→ PAGE EXCERPT:
┄┄┄┄┄┄

[libcamera-devel] [virtio-dev] Re: [RFC PATCH v6] virtio-video: Add virtio video device specification

Tue May 16 15:50:14 CEST 2023

Hello Laurent,

+CC: Andrii

On 06.05.23 10:16, Laurent Pinchart wrote:
> I'm also CC'ing the linux-media at vger.kernel.org mailing list for these
> discussions, I'm sure there are folks there who are interested in codec
> and camera virtualization.
>
> On Sat, May 06, 2023 at 11:12:29AM +0300, Laurent Pinchart via libcamera-devel wrote:
>> On Fri, May 05, 2023 at 04:55:33PM +0100, Alex Bennée via libcamera-devel wrote:
>>> Kieran Bingham writes:
>>>> Quoting Alexander Gordeev (2023-05-05 10:57:29)
>>>>> On 03.05.23 17:53, Cornelia Huck wrote:
>>>>>> On Wed, May 03 2023, Alex Bennée <alex.bennee at linaro.org> wrote:
>>>>>>> Cornelia Huck <cohuck at redhat.com> writes:
>>>>>>>> On Fri, Apr 28 2023, Alexander Gordeev <alexander.gordeev at opensynergy.com> wrote:
>>>>>>>>> On 27.04.23 15:16, Alexandre Courbot wrote:
>>>>>>>>>> But in any case, that's irrelevant to the guest-host interface, and I
>>>>>>>>>> think a big part of the disagreement stems from the misconception that
>>>>>>>>>> V4L2 absolutely needs to be used on either the guest or the host,
>>>>>>>>>> which is absolutely not the case.

┄┄┄┄┄┄

→ RECORDED DATA:
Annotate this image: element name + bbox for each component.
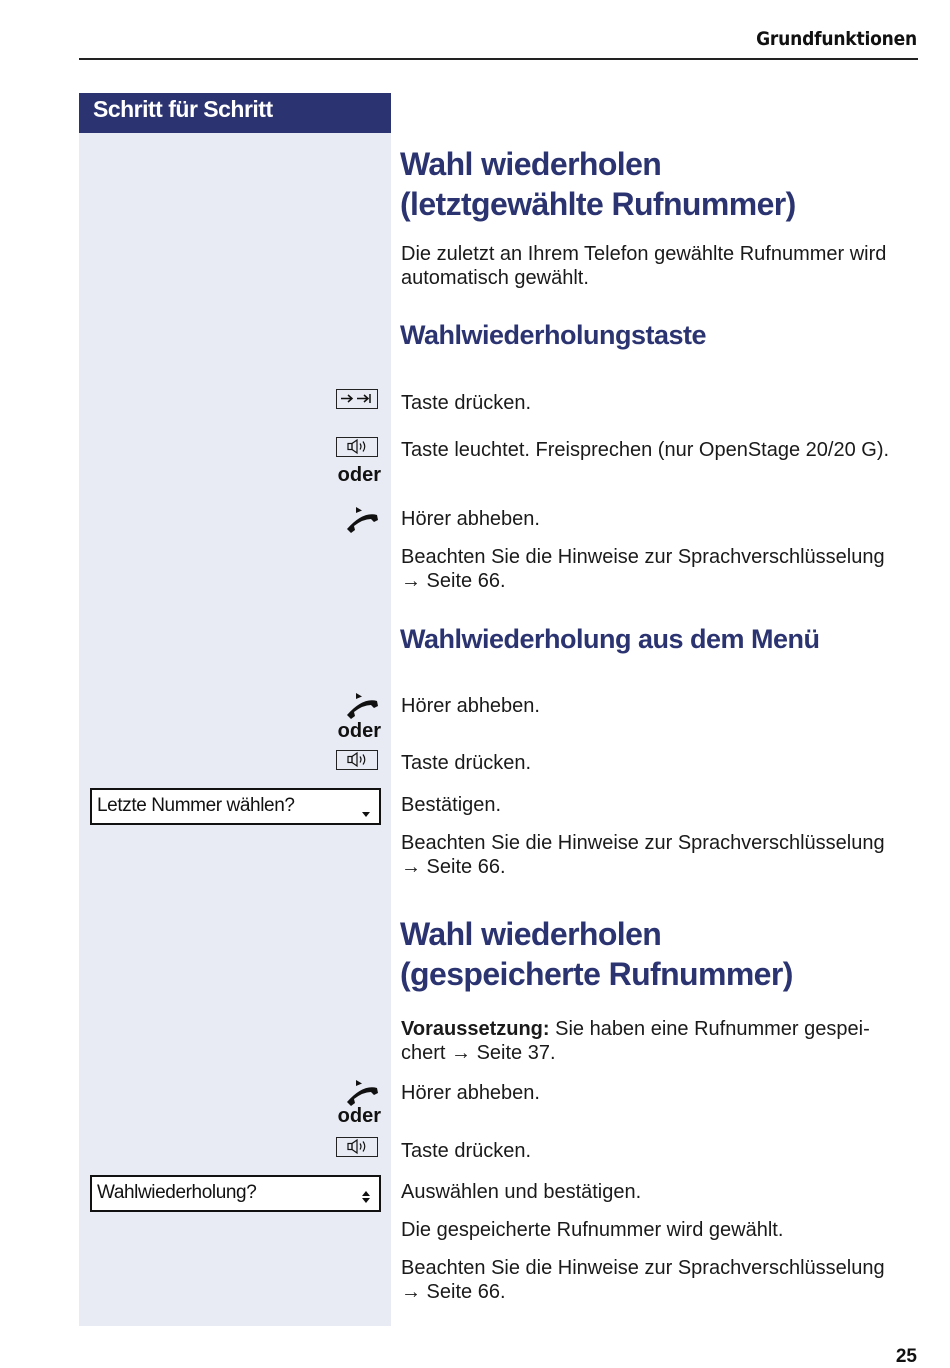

┄┄┄┄┄┄

→ REQUIRED TASK: Reproduce the virtio-video mailing-list message in full, word for word, from its subject line through the last quoted line.

→ FULL RESPONSE:
[libcamera-devel] [virtio-dev] Re: [RFC PATCH v6] virtio-video: Add virtio video device specification

Tue May 16 15:50:14 CEST 2023

Hello Laurent,

+CC: Andrii

On 06.05.23 10:16, Laurent Pinchart wrote:
> I'm also CC'ing the linux-media at vger.kernel.org mailing list for these
> discussions, I'm sure there are folks there who are interested in codec
> and camera virtualization.
>
> On Sat, May 06, 2023 at 11:12:29AM +0300, Laurent Pinchart via libcamera-devel wrote:
>> On Fri, May 05, 2023 at 04:55:33PM +0100, Alex Bennée via libcamera-devel wrote:
>>> Kieran Bingham writes:
>>>> Quoting Alexander Gordeev (2023-05-05 10:57:29)
>>>>> On 03.05.23 17:53, Cornelia Huck wrote:
>>>>>> On Wed, May 03 2023, Alex Bennée <alex.bennee at linaro.org> wrote:
>>>>>>> Cornelia Huck <cohuck at redhat.com> writes:
>>>>>>>> On Fri, Apr 28 2023, Alexander Gordeev <alexander.gordeev at opensynergy.com> wrote:
>>>>>>>>> On 27.04.23 15:16, Alexandre Courbot wrote:
>>>>>>>>>> But in any case, that's irrelevant to the guest-host interface, and I
>>>>>>>>>> think a big part of the disagreement stems from the misconception that
>>>>>>>>>> V4L2 absolutely needs to be used on either the guest or the host,
>>>>>>>>>> which is absolutely not the case.